A grandson of slaves, DeFord Bailey was the first African-American to play the Opry stage. At age three, Bailey learned to play the harmonica when he contracted polio. He was confined to bed for a year, during which he began developing his distinctive style of playing. In 1918, he moved to Nashville and performed locally as an amateur. He played several instruments but was best known for his harmonica skills. His music was a bridge between the rural folk music of his childhood and the commercial pop music of the day. On June 19, 1926, Bailey made his Opry debut and then made regular appearances until 1941. On December 10, 1927, he debuted his trademark song, “Pan American Blues” on a program then known as the WSM Barn Dance. Bailey died on July 2, 1982, in Nashville. His 85-year-old daughter, Dezoral Bailey Thomas accepted the award on his behalf. Bailey was previously inducted into the Country Music Hall of Fame on November 15, 2005.
The only person to receive more Musician of the Year CMA Awards than Chet Atkins is Mac McAnally. Presenter and friend, Amy Grant states found out about Mac McAnally’s records after she dropped out of college, “I was so drawn to the honesty and the story-telling,” she explains. Then, in 2017, she was privileged to work on a record with McAnally. She exclaimed, “Honestly, making the record became secondary to just listening to Mac and the story-telling.” Raised on gospel music, McAnally played at church until he was 13. Because his Belmont, Mississippi town was dry, he began playing at the State Line Honkytonks in Tennessee. He retorted, “Turns out it was pretty much the same crowd at both places.” The renowned songwriter, singer and instrumental virtuoso has authored dozens of hit records for other artists, several of which peaked at No. 1. His own recording career began with a debut hit single “It’s A Crazy World” (1977) and continues most recently with his 14th album release Southbound (2017), an ambitious orchestral adaptation of many of his best-known songs. He has written hits for Alabama, Jimmy Buffett, Kenny Chesney and Sawyer Brown, and he has studio credits that include albums by Toby Keith, Linda Ronstadt, George Strait, Dolly Parton, Brad Paisley and Amy Grant, among many others.

- Material supplied:
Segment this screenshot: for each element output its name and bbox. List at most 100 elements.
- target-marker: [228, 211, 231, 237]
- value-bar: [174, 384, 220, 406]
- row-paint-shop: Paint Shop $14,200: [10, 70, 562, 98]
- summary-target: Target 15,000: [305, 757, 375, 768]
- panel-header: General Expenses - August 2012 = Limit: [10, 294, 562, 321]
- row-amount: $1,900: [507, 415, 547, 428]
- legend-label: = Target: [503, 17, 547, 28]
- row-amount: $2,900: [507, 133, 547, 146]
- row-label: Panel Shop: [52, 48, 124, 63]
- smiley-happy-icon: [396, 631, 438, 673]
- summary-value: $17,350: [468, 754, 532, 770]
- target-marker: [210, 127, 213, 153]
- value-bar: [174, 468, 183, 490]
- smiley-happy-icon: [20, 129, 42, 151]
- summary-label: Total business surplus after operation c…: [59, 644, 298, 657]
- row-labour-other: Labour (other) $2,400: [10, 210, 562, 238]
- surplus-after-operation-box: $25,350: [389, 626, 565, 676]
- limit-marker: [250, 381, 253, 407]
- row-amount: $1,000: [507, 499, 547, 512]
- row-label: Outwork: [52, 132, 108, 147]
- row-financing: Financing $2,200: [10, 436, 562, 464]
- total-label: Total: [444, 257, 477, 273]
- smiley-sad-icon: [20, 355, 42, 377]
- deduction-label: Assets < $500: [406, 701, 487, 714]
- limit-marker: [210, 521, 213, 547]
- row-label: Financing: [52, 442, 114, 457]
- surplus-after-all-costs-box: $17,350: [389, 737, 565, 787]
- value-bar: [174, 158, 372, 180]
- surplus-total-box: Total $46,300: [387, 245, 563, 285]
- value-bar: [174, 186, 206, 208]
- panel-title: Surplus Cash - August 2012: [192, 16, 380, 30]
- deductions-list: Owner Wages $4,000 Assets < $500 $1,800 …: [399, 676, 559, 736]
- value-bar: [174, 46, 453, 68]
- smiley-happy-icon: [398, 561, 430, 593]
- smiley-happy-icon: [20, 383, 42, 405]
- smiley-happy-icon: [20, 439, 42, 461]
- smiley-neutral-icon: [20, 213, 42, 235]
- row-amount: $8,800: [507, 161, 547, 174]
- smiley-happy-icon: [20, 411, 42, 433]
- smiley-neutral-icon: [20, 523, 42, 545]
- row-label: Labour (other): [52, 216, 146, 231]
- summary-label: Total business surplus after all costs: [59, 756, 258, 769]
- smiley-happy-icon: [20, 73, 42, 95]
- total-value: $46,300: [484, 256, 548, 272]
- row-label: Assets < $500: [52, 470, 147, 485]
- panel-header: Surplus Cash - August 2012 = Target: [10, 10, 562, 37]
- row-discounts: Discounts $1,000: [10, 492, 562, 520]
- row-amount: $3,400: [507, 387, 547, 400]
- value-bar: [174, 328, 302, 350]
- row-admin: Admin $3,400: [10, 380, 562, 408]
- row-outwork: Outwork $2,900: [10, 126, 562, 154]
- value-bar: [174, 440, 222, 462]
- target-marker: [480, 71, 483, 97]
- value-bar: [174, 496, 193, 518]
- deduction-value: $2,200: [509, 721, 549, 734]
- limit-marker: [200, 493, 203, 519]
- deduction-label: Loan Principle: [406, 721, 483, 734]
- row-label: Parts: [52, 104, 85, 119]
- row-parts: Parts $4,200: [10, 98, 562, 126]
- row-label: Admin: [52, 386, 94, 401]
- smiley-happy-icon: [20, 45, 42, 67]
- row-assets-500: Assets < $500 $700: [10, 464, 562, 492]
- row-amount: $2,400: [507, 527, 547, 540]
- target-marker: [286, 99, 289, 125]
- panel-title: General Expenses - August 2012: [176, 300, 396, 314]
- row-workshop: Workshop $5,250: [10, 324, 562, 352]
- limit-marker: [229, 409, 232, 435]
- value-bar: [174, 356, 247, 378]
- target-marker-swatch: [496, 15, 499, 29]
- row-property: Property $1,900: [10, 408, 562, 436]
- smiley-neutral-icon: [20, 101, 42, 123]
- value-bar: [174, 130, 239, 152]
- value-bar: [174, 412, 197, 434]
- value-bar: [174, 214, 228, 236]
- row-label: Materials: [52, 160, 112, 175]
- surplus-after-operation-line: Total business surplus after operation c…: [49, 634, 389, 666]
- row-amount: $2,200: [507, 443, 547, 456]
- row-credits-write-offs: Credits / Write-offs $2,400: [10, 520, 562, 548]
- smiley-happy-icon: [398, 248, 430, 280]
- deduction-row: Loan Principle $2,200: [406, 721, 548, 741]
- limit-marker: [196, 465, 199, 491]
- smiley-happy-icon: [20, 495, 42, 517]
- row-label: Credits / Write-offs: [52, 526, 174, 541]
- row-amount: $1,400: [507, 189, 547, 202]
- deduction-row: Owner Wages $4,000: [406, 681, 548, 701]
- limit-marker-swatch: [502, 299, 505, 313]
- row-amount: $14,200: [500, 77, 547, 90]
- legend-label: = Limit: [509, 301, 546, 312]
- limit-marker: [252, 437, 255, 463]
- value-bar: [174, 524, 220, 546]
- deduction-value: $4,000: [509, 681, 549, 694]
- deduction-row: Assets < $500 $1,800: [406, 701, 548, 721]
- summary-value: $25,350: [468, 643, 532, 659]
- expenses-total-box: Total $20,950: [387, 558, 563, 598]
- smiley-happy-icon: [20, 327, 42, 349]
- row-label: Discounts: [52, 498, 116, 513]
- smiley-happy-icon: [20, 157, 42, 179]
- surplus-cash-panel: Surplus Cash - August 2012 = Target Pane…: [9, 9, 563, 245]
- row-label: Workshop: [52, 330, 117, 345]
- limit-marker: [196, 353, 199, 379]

==

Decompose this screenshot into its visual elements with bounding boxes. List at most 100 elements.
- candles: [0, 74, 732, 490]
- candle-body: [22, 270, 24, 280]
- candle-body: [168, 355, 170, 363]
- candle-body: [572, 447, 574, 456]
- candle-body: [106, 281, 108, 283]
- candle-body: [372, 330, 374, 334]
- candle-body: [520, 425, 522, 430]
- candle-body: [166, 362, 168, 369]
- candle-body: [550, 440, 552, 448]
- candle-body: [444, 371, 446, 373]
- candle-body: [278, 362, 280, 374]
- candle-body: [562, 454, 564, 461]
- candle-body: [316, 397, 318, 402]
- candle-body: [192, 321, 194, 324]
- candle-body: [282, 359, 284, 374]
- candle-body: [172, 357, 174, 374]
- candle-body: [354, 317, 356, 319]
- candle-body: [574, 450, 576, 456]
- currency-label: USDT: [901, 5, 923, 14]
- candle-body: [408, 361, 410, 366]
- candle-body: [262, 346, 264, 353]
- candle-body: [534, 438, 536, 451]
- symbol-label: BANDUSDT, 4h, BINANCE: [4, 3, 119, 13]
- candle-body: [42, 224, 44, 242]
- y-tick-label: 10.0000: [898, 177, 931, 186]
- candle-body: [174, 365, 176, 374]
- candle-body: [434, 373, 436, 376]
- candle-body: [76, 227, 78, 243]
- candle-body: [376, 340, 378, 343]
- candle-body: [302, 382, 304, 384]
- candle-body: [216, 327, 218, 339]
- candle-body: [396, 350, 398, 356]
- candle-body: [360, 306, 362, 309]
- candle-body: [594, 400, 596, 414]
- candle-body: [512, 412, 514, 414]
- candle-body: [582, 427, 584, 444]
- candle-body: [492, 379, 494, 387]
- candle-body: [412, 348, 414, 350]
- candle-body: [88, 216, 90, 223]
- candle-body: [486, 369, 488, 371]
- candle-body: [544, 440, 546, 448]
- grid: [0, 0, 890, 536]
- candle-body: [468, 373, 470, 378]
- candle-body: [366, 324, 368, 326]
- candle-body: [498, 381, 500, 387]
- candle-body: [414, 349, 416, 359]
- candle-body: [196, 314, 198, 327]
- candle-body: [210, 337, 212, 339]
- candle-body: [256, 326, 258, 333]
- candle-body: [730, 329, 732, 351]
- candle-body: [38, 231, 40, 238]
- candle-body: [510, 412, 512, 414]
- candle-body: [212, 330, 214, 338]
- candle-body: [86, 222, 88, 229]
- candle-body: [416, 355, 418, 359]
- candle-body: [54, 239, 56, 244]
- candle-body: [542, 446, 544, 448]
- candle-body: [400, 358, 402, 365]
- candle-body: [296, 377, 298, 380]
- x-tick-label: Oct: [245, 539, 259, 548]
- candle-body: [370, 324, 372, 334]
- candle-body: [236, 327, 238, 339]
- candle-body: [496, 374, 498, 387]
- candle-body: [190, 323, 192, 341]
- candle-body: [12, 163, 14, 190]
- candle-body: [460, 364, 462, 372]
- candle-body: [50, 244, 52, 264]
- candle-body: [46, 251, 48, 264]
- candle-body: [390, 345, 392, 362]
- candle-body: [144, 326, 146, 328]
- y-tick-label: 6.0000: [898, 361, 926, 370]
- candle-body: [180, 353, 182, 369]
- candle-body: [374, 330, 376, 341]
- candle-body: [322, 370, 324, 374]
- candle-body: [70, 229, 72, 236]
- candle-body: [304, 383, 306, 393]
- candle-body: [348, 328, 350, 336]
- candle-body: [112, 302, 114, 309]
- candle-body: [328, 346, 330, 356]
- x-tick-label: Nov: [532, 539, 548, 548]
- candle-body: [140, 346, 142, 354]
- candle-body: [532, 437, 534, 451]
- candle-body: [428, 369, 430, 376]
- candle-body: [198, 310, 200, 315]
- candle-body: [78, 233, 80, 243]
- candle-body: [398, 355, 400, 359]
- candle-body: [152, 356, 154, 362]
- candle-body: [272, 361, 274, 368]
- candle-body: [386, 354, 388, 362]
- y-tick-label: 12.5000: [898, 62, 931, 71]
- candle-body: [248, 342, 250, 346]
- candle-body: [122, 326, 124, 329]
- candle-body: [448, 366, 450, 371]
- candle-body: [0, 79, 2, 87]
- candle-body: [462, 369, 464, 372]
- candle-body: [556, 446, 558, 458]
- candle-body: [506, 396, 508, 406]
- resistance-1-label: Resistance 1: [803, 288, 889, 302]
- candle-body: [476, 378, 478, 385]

- Short problem 1:
Answer these about the text on DeFord Bailey and Mac McAnally:
(a) In what year did Bailey move to Nashville?
(b) What song did Bailey debut as his trademark on December 10, 1927?
(c) What is the title of McAnally's 14th album?
- Short problem 2: How would you sum up the text on DeFord Bailey and Mac McAnally in two sentences?

- Complete response 1:
(a) 1918
(b) "Pan American Blues"
(c) Southbound

- Complete response 2: DeFord Bailey, a grandson of slaves best known for his harmonica skills, was the first African-American to play the Opry stage, appearing regularly from his 1926 debut until 1941. Mac McAnally, the only person to receive more Musician of the Year CMA Awards than Chet Atkins, is a songwriter, singer and instrumental virtuoso who has written hits for Alabama, Jimmy Buffett, Kenny Chesney and Sawyer Brown.